*Task instructions*.
Find every line in the records below that holds the word "Molarity" and copy it.

*Task data*.
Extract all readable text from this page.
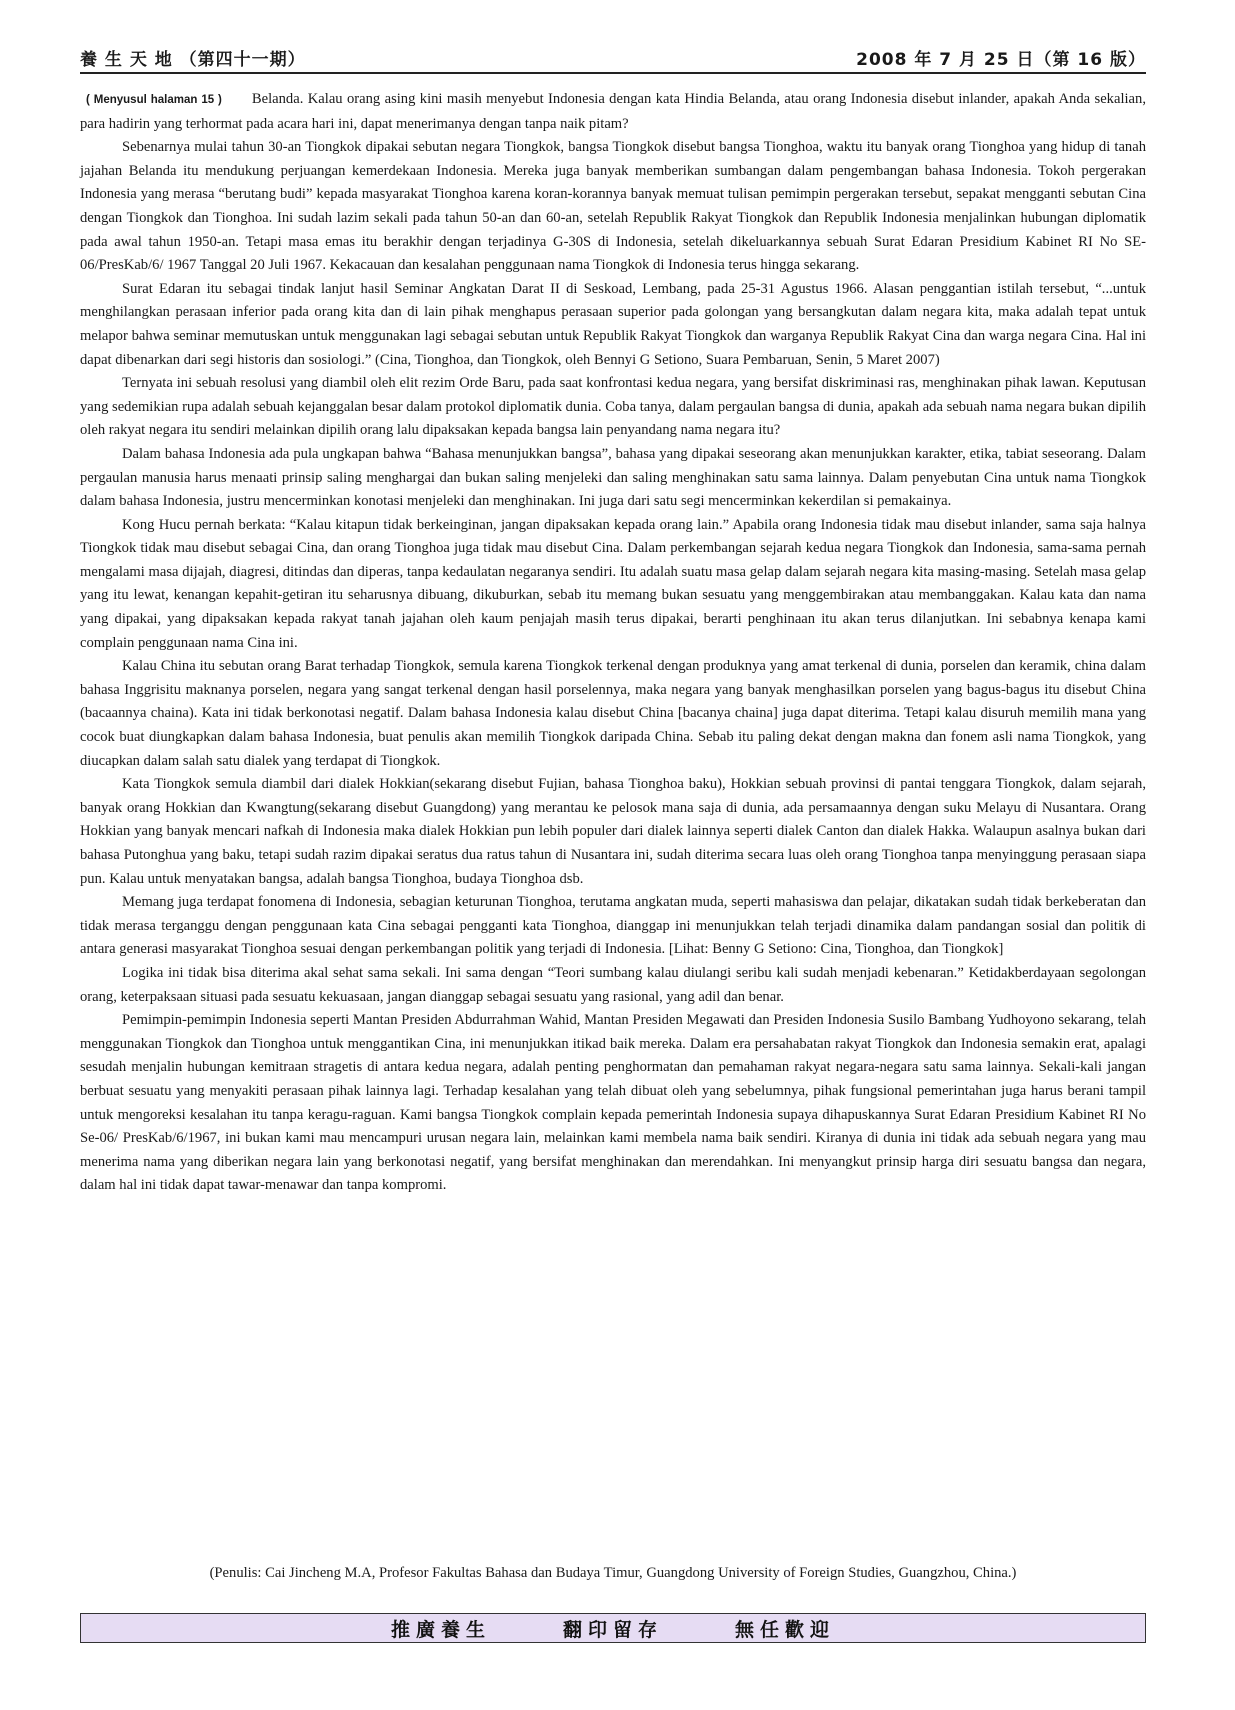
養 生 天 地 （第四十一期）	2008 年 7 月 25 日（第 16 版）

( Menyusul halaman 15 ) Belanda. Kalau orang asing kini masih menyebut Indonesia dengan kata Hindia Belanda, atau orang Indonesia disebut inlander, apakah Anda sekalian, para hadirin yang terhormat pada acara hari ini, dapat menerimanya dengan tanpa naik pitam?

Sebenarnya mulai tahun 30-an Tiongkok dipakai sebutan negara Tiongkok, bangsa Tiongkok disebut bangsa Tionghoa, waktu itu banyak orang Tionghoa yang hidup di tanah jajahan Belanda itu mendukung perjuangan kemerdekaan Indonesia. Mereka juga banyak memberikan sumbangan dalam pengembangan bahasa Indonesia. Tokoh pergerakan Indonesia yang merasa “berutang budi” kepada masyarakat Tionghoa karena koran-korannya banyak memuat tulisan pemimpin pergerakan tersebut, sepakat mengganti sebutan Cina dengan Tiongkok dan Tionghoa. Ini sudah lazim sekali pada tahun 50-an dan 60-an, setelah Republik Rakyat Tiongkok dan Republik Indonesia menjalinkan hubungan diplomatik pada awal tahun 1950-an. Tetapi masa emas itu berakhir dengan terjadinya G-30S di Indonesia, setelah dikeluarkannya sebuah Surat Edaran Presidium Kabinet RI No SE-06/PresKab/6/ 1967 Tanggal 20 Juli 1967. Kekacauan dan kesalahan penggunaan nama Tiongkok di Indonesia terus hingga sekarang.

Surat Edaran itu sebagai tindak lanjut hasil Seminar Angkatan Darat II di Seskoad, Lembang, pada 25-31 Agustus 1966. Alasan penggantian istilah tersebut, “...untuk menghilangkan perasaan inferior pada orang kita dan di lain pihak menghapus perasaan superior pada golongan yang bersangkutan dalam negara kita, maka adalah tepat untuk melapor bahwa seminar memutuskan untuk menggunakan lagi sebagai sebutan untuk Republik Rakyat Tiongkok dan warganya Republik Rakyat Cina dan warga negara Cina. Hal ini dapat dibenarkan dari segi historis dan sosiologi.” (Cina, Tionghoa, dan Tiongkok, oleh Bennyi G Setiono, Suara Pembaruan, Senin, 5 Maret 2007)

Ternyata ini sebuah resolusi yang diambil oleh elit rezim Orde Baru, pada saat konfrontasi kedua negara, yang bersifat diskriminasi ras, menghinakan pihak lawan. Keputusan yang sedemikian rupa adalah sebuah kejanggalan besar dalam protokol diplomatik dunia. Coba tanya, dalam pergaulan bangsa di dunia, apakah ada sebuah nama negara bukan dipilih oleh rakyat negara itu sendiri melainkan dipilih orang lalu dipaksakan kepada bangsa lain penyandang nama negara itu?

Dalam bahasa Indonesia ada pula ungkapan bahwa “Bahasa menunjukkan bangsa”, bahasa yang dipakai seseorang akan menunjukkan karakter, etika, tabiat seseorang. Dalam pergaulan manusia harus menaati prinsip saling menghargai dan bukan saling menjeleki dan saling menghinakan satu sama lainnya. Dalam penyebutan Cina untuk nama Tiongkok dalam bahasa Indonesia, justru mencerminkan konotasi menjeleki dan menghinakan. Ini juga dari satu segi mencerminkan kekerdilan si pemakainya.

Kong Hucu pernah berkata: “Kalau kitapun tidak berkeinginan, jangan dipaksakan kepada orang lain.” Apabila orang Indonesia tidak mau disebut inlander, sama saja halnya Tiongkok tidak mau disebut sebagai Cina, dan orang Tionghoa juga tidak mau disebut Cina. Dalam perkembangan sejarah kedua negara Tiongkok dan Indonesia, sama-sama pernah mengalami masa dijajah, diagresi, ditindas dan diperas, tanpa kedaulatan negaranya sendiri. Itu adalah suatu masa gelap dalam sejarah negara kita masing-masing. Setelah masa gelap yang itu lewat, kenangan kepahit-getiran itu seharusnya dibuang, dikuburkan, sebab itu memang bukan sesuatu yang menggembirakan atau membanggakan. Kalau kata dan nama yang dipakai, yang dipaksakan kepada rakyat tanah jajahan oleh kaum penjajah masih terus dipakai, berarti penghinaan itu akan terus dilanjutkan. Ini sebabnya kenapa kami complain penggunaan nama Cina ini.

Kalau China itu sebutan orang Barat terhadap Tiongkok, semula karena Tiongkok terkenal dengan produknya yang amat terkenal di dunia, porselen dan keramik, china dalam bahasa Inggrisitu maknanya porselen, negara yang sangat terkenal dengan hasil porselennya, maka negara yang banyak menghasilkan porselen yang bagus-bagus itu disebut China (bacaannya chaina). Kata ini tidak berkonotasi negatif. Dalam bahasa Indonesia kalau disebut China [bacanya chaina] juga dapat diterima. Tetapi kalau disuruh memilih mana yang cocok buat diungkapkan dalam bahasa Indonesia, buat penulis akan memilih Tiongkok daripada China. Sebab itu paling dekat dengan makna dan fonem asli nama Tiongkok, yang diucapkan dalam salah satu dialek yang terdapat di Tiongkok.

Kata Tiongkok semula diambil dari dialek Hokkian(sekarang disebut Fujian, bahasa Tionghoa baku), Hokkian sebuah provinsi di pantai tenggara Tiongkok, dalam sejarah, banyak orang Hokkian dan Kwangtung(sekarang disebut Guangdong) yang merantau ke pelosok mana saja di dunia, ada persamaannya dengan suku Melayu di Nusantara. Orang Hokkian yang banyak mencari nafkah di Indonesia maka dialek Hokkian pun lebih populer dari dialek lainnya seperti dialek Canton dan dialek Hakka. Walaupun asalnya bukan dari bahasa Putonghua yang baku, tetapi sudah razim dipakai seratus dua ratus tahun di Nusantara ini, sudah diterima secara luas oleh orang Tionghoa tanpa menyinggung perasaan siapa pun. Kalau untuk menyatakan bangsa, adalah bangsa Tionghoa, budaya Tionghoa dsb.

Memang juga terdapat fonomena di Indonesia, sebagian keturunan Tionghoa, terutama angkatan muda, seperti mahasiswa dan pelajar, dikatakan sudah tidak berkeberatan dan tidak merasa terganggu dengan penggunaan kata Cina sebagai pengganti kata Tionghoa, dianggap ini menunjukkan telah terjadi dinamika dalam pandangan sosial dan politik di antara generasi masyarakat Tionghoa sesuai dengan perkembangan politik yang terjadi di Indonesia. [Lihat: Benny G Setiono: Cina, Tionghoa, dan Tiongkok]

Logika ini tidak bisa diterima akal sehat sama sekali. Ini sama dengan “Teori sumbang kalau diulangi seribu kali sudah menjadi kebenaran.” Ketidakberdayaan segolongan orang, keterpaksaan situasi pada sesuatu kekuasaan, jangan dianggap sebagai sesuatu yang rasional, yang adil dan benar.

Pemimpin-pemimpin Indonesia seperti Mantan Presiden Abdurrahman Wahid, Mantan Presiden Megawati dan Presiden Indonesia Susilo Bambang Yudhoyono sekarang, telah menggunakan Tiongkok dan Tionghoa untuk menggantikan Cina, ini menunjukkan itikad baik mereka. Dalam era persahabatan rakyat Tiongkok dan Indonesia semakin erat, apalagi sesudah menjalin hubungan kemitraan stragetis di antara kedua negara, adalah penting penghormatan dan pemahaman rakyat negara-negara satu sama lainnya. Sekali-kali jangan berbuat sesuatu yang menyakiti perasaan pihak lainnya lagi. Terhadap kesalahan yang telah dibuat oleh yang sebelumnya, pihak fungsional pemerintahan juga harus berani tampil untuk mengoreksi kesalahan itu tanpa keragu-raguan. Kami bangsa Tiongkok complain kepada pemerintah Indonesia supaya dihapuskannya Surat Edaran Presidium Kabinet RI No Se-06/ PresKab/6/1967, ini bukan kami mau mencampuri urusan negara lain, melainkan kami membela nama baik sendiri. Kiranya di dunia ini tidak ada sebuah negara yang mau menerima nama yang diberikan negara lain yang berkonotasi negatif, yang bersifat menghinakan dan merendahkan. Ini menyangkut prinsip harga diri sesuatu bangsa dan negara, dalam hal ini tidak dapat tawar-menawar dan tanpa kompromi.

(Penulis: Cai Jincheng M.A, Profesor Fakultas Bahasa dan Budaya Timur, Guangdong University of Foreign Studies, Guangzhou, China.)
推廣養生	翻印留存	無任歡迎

...

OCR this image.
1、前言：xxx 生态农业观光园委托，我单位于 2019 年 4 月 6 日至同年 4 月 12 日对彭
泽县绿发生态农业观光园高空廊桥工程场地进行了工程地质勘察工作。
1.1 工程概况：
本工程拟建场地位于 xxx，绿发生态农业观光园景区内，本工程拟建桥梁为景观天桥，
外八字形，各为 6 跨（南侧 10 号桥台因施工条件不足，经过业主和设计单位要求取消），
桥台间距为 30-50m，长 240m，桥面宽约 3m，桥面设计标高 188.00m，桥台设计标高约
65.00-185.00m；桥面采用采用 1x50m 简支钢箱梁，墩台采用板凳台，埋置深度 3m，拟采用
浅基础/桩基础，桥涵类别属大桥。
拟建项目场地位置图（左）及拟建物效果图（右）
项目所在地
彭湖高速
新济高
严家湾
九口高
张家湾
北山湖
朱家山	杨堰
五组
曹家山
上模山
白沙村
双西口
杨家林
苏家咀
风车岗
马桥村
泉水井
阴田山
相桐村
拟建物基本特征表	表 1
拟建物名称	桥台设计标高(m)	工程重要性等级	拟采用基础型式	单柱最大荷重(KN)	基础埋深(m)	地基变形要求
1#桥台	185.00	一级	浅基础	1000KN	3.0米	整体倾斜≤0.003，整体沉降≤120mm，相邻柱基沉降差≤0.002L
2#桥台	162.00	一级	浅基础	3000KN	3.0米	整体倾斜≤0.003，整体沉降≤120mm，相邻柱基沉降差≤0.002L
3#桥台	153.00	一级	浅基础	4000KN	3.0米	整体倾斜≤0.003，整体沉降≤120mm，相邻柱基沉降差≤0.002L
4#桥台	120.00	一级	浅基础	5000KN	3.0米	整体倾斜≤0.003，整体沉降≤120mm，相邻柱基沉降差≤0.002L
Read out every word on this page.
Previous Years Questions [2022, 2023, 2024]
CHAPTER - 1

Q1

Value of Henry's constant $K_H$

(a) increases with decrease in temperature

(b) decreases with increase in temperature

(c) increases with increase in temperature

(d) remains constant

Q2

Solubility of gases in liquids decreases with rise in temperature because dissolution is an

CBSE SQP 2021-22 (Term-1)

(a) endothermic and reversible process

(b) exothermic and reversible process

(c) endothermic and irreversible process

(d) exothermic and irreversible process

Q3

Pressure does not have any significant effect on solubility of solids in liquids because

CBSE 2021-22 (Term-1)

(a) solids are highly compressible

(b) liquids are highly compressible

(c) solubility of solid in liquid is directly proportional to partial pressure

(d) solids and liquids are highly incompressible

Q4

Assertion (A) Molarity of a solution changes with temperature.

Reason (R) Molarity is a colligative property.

*Response for this exercise*.
Assertion (A) Molarity of a solution changes with temperature.
Reason (R) Molarity is a colligative property.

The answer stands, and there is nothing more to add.